Problem to work on. In the items below, change each "x-tick-label" to "x-axis-label" and leave every other character as it is.

Material for the task.
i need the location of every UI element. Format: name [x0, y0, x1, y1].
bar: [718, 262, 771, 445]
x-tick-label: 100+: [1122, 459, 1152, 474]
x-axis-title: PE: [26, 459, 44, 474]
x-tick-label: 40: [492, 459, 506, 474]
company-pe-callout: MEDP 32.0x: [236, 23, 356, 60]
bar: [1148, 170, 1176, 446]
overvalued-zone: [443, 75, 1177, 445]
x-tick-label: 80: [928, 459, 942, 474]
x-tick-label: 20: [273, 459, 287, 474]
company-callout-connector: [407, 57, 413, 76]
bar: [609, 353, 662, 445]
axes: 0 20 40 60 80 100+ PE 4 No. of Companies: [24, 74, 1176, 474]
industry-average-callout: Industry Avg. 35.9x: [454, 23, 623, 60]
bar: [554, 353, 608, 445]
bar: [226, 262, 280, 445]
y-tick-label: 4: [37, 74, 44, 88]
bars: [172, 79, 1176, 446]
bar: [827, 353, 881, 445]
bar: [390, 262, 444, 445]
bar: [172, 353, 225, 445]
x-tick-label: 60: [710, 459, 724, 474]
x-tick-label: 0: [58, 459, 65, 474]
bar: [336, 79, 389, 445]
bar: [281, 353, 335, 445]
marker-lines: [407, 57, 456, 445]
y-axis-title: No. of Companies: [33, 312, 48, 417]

Answer to the exercise.
i need the location of every UI element. Format: name [x0, y0, x1, y1].
bar: [718, 262, 771, 445]
x-axis-label: 100+: [1122, 459, 1152, 474]
x-axis-title: PE: [26, 459, 44, 474]
x-axis-label: 40: [492, 459, 506, 474]
company-pe-callout: MEDP 32.0x: [236, 23, 356, 60]
bar: [1148, 170, 1176, 446]
overvalued-zone: [443, 75, 1177, 445]
x-axis-label: 80: [928, 459, 942, 474]
x-axis-label: 20: [273, 459, 287, 474]
company-callout-connector: [407, 57, 413, 76]
bar: [609, 353, 662, 445]
axes: 0 20 40 60 80 100+ PE 4 No. of Companies: [24, 74, 1176, 474]
industry-average-callout: Industry Avg. 35.9x: [454, 23, 623, 60]
bar: [554, 353, 608, 445]
bar: [226, 262, 280, 445]
y-tick-label: 4: [37, 74, 44, 88]
bars: [172, 79, 1176, 446]
bar: [827, 353, 881, 445]
bar: [390, 262, 444, 445]
bar: [172, 353, 225, 445]
x-axis-label: 60: [710, 459, 724, 474]
x-axis-label: 0: [58, 459, 65, 474]
bar: [336, 79, 389, 445]
bar: [281, 353, 335, 445]
marker-lines: [407, 57, 456, 445]
y-axis-title: No. of Companies: [33, 312, 48, 417]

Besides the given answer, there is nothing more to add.